═══ Information given

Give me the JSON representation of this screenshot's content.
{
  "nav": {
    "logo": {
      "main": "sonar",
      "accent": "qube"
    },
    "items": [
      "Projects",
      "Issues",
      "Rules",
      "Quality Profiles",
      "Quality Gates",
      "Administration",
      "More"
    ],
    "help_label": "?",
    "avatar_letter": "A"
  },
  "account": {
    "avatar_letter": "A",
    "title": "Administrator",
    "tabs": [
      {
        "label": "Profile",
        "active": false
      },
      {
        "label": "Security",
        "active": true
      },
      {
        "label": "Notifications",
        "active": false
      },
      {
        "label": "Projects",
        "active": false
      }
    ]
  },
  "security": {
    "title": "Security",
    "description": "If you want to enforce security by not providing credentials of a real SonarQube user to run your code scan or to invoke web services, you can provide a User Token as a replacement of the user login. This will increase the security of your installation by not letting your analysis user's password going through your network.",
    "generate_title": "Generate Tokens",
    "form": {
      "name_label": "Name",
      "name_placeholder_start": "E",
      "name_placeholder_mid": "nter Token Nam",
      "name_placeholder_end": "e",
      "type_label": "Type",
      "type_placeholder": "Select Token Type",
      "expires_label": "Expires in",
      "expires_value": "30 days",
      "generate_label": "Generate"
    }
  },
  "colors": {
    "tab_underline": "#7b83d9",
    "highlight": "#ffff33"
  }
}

══════
═══ Information given

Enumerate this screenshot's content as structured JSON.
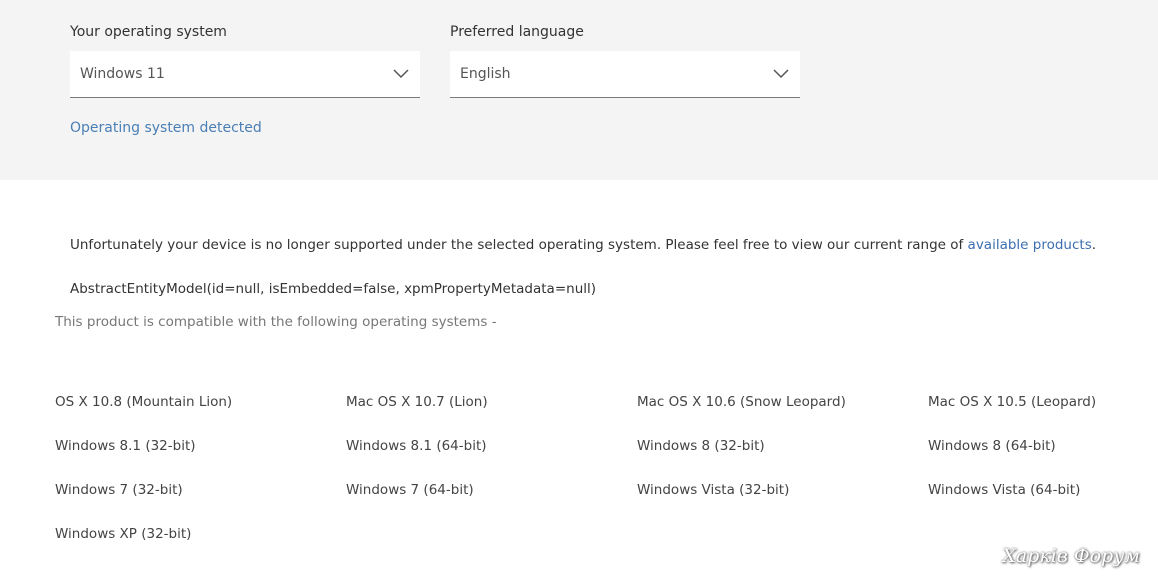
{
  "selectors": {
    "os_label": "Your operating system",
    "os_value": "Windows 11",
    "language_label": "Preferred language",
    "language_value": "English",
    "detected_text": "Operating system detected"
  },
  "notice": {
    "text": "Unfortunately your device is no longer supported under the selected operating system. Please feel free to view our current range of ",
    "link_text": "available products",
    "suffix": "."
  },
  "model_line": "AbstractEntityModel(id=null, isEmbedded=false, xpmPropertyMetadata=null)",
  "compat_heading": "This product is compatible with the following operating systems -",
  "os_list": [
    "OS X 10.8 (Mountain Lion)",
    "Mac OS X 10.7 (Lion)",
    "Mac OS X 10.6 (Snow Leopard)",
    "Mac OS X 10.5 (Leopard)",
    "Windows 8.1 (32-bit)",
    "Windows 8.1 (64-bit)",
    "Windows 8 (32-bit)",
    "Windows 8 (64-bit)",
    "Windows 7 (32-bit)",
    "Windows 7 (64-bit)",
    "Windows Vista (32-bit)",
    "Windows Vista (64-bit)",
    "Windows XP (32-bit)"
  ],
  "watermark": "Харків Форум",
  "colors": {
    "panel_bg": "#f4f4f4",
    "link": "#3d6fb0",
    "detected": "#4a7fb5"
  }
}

══════

■ Aim of the exercise ■
Pull every line containing "Lion" out of the records.

■ Result below ■
    "OS X 10.8 (Mountain Lion)",
    "Mac OS X 10.7 (Lion)",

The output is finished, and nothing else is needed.